Written request:
Locate every line in the records below that contains the word "marker", and copy each one.

Entries:
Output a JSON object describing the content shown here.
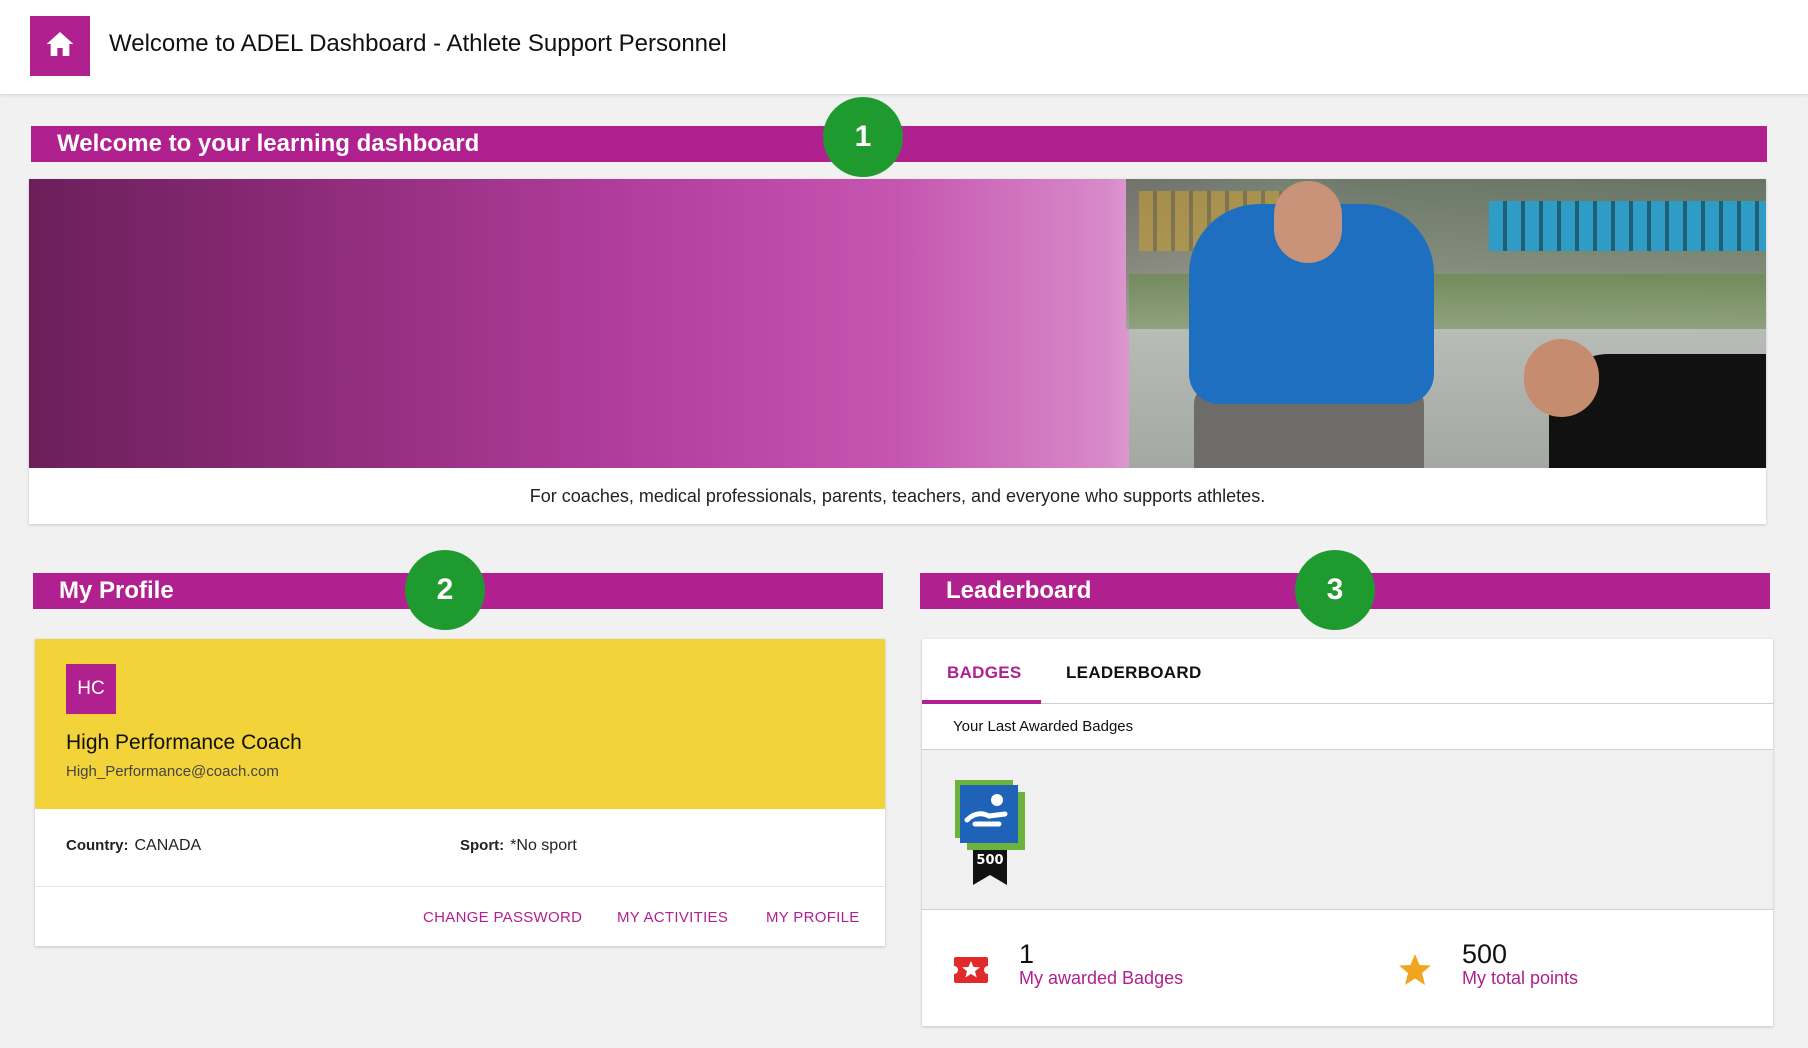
{
  "header": {
    "title": "Welcome to ADEL Dashboard",
    "subtitle": " - Athlete Support Personnel",
    "home_icon": "home-icon"
  },
  "welcome": {
    "section_title": "Welcome to your learning dashboard",
    "marker": "1",
    "caption": "For coaches, medical professionals, parents, teachers, and everyone who supports athletes."
  },
  "profile": {
    "section_title": "My Profile",
    "marker": "2",
    "initials": "HC",
    "name": "High Performance Coach",
    "email": "High_Performance@coach.com",
    "country_label": "Country:",
    "country": "CANADA",
    "sport_label": "Sport:",
    "sport": "*No sport",
    "actions": {
      "change_password": "CHANGE PASSWORD",
      "my_activities": "MY ACTIVITIES",
      "my_profile": "MY PROFILE"
    }
  },
  "leaderboard": {
    "section_title": "Leaderboard",
    "marker": "3",
    "tabs": {
      "badges": "BADGES",
      "leaderboard": "LEADERBOARD"
    },
    "active_tab": "BADGES",
    "subtitle": "Your Last Awarded Badges",
    "badge": {
      "icon": "situp-badge-icon",
      "value": "500"
    },
    "stats": {
      "badges_count": "1",
      "badges_label": "My awarded Badges",
      "points_count": "500",
      "points_label": "My total points"
    }
  },
  "colors": {
    "brand": "#b0208f",
    "marker": "#1f9a2e",
    "profile_card": "#f2d33a",
    "star": "#f2a41f",
    "badge_red": "#e02b2b"
  }
}
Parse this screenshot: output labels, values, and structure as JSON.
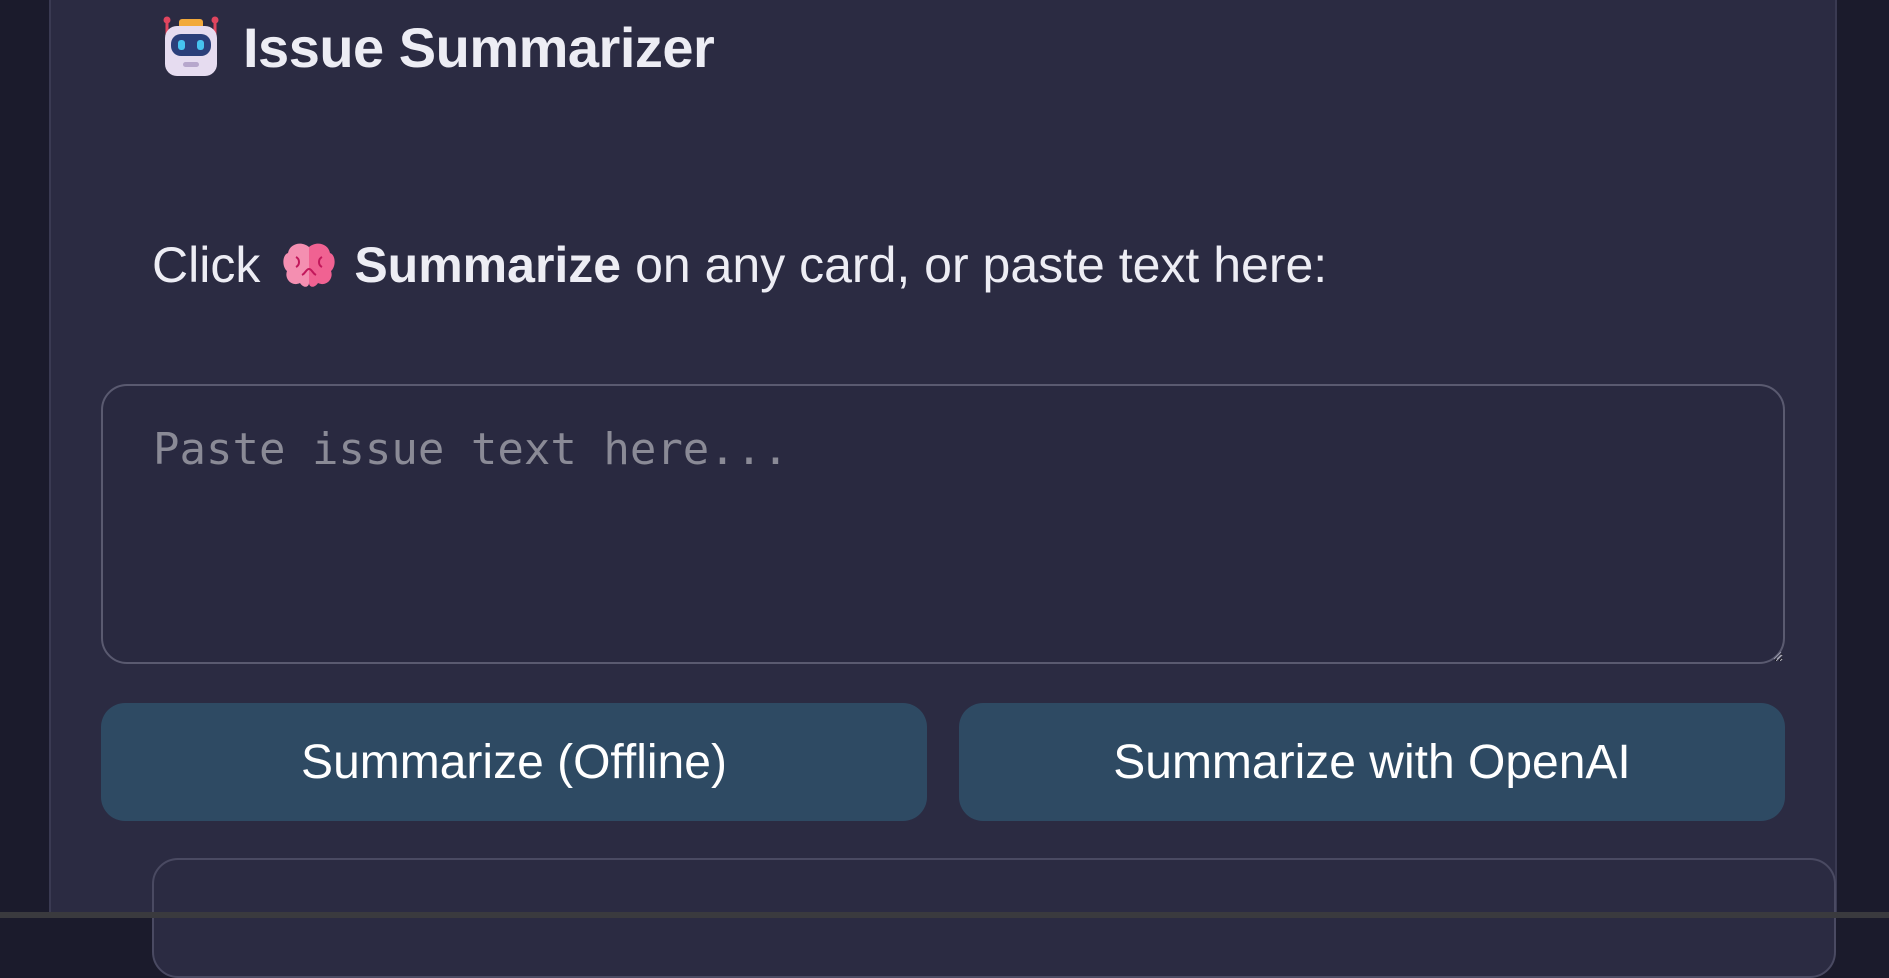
{
  "header": {
    "icon": "robot-icon",
    "title": "Issue Summarizer"
  },
  "instruction": {
    "prefix": "Click",
    "icon": "brain-icon",
    "bold": "Summarize",
    "suffix": "on any card, or paste text here:"
  },
  "input": {
    "placeholder": "Paste issue text here...",
    "value": ""
  },
  "buttons": {
    "offline_label": "Summarize (Offline)",
    "openai_label": "Summarize with OpenAI"
  },
  "colors": {
    "background": "#1b1b2c",
    "panel": "#2b2b42",
    "button": "#2e4a63",
    "text": "#ededf4",
    "placeholder": "#8a8a96"
  }
}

Final answer:
    "marker": "1",
    "marker": "2",
    "marker": "3",
    "marker": "#1f9a2e",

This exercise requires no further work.